▶ **Data supplied**:
******************************

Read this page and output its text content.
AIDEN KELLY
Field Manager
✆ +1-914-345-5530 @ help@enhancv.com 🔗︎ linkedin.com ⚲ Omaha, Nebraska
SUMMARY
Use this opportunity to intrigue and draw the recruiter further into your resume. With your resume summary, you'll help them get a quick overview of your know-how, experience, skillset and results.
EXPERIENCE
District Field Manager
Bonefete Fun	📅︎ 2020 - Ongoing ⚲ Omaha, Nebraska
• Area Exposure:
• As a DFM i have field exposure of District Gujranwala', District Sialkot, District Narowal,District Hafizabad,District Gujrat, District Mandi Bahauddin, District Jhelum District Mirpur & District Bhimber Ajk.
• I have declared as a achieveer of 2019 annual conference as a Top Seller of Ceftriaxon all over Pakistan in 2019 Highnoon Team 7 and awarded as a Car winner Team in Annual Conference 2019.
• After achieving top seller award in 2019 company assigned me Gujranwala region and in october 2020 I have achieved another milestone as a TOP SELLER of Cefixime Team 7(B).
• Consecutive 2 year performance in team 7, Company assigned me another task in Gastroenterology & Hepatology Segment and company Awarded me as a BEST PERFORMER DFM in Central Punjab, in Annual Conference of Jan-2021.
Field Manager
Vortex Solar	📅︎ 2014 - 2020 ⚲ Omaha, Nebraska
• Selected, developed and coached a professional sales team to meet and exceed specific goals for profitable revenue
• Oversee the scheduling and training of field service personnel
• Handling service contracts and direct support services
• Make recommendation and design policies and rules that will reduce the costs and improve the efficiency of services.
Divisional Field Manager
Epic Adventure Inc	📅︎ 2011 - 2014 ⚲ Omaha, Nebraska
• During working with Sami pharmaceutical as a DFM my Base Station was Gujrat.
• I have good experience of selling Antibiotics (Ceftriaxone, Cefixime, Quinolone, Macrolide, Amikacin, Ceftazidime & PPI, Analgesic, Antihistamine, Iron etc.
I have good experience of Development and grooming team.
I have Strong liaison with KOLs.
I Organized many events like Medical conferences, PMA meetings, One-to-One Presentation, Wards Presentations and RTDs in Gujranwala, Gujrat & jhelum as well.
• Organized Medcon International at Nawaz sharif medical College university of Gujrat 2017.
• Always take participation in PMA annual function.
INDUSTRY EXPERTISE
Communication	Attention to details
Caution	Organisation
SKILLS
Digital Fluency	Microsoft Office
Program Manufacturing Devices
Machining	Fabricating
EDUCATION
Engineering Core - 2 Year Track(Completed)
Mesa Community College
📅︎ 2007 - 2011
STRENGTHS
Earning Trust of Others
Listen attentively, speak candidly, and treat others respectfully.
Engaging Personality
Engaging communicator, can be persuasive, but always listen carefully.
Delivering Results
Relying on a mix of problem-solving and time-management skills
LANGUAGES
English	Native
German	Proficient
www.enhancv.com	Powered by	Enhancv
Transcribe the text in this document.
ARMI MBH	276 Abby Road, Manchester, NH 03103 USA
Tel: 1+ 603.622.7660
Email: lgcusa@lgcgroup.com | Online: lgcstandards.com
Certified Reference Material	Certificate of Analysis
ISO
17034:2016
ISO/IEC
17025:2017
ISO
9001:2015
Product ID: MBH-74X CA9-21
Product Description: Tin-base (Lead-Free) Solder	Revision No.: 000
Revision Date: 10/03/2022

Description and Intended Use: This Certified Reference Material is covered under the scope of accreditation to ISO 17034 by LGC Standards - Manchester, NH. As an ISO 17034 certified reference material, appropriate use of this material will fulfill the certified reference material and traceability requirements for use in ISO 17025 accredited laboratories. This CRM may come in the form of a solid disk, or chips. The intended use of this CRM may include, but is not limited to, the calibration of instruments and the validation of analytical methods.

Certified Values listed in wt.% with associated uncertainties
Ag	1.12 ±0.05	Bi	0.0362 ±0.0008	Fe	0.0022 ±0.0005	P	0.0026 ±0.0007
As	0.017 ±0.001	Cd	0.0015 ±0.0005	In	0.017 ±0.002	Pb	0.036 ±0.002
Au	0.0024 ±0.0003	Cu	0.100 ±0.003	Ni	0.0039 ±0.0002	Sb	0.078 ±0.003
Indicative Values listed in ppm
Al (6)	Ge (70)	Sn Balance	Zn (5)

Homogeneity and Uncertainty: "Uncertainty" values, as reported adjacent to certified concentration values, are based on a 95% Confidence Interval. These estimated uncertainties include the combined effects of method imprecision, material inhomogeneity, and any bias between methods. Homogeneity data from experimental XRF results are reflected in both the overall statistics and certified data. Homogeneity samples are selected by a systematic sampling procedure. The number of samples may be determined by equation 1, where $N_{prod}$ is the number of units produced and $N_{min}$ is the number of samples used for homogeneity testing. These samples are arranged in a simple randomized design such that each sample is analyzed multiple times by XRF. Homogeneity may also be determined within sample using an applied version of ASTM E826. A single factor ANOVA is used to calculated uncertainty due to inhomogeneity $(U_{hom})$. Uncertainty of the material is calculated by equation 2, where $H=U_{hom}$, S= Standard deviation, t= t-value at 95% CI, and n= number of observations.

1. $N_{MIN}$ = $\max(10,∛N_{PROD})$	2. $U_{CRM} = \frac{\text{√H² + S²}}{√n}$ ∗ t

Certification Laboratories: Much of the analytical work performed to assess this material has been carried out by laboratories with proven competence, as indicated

******************************

▶ **To be done**: Every record shown above must be echoed exactly.

▶ **Result for this exercise**:
Read this page and output its text content.
AIDEN KELLY
Field Manager
✆ +1-914-345-5530 @ help@enhancv.com 🔗︎ linkedin.com ⚲ Omaha, Nebraska
SUMMARY
Use this opportunity to intrigue and draw the recruiter further into your resume. With your resume summary, you'll help them get a quick overview of your know-how, experience, skillset and results.
EXPERIENCE
District Field Manager
Bonefete Fun	📅︎ 2020 - Ongoing ⚲ Omaha, Nebraska
• Area Exposure:
• As a DFM i have field exposure of District Gujranwala', District Sialkot, District Narowal,District Hafizabad,District Gujrat, District Mandi Bahauddin, District Jhelum District Mirpur & District Bhimber Ajk.
• I have declared as a achieveer of 2019 annual conference as a Top Seller of Ceftriaxon all over Pakistan in 2019 Highnoon Team 7 and awarded as a Car winner Team in Annual Conference 2019.
• After achieving top seller award in 2019 company assigned me Gujranwala region and in october 2020 I have achieved another milestone as a TOP SELLER of Cefixime Team 7(B).
• Consecutive 2 year performance in team 7, Company assigned me another task in Gastroenterology & Hepatology Segment and company Awarded me as a BEST PERFORMER DFM in Central Punjab, in Annual Conference of Jan-2021.
Field Manager
Vortex Solar	📅︎ 2014 - 2020 ⚲ Omaha, Nebraska
• Selected, developed and coached a professional sales team to meet and exceed specific goals for profitable revenue
• Oversee the scheduling and training of field service personnel
• Handling service contracts and direct support services
• Make recommendation and design policies and rules that will reduce the costs and improve the efficiency of services.
Divisional Field Manager
Epic Adventure Inc	📅︎ 2011 - 2014 ⚲ Omaha, Nebraska
• During working with Sami pharmaceutical as a DFM my Base Station was Gujrat.
• I have good experience of selling Antibiotics (Ceftriaxone, Cefixime, Quinolone, Macrolide, Amikacin, Ceftazidime & PPI, Analgesic, Antihistamine, Iron etc.
I have good experience of Development and grooming team.
I have Strong liaison with KOLs.
I Organized many events like Medical conferences, PMA meetings, One-to-One Presentation, Wards Presentations and RTDs in Gujranwala, Gujrat & jhelum as well.
• Organized Medcon International at Nawaz sharif medical College university of Gujrat 2017.
• Always take participation in PMA annual function.
INDUSTRY EXPERTISE
Communication	Attention to details
Caution	Organisation
SKILLS
Digital Fluency	Microsoft Office
Program Manufacturing Devices
Machining	Fabricating
EDUCATION
Engineering Core - 2 Year Track(Completed)
Mesa Community College
📅︎ 2007 - 2011
STRENGTHS
Earning Trust of Others
Listen attentively, speak candidly, and treat others respectfully.
Engaging Personality
Engaging communicator, can be persuasive, but always listen carefully.
Delivering Results
Relying on a mix of problem-solving and time-management skills
LANGUAGES
English	Native
German	Proficient
www.enhancv.com	Powered by	Enhancv
Transcribe the text in this document.
ARMI MBH	276 Abby Road, Manchester, NH 03103 USA
Tel: 1+ 603.622.7660
Email: lgcusa@lgcgroup.com | Online: lgcstandards.com
Certified Reference Material	Certificate of Analysis
ISO
17034:2016
ISO/IEC
17025:2017
ISO
9001:2015
Product ID: MBH-74X CA9-21
Product Description: Tin-base (Lead-Free) Solder	Revision No.: 000
Revision Date: 10/03/2022

Description and Intended Use: This Certified Reference Material is covered under the scope of accreditation to ISO 17034 by LGC Standards - Manchester, NH. As an ISO 17034 certified reference material, appropriate use of this material will fulfill the certified reference material and traceability requirements for use in ISO 17025 accredited laboratories. This CRM may come in the form of a solid disk, or chips. The intended use of this CRM may include, but is not limited to, the calibration of instruments and the validation of analytical methods.

Certified Values listed in wt.% with associated uncertainties
Ag	1.12 ±0.05	Bi	0.0362 ±0.0008	Fe	0.0022 ±0.0005	P	0.0026 ±0.0007
As	0.017 ±0.001	Cd	0.0015 ±0.0005	In	0.017 ±0.002	Pb	0.036 ±0.002
Au	0.0024 ±0.0003	Cu	0.100 ±0.003	Ni	0.0039 ±0.0002	Sb	0.078 ±0.003
Indicative Values listed in ppm
Al (6)	Ge (70)	Sn Balance	Zn (5)

Homogeneity and Uncertainty: "Uncertainty" values, as reported adjacent to certified concentration values, are based on a 95% Confidence Interval. These estimated uncertainties include the combined effects of method imprecision, material inhomogeneity, and any bias between methods. Homogeneity data from experimental XRF results are reflected in both the overall statistics and certified data. Homogeneity samples are selected by a systematic sampling procedure. The number of samples may be determined by equation 1, where $N_{prod}$ is the number of units produced and $N_{min}$ is the number of samples used for homogeneity testing. These samples are arranged in a simple randomized design such that each sample is analyzed multiple times by XRF. Homogeneity may also be determined within sample using an applied version of ASTM E826. A single factor ANOVA is used to calculated uncertainty due to inhomogeneity $(U_{hom})$. Uncertainty of the material is calculated by equation 2, where $H=U_{hom}$, S= Standard deviation, t= t-value at 95% CI, and n= number of observations.

1. $N_{MIN}$ = $\max(10,∛N_{PROD})$	2. $U_{CRM} = \frac{\text{√H² + S²}}{√n}$ ∗ t

Certification Laboratories: Much of the analytical work performed to assess this material has been carried out by laboratories with proven competence, as indicated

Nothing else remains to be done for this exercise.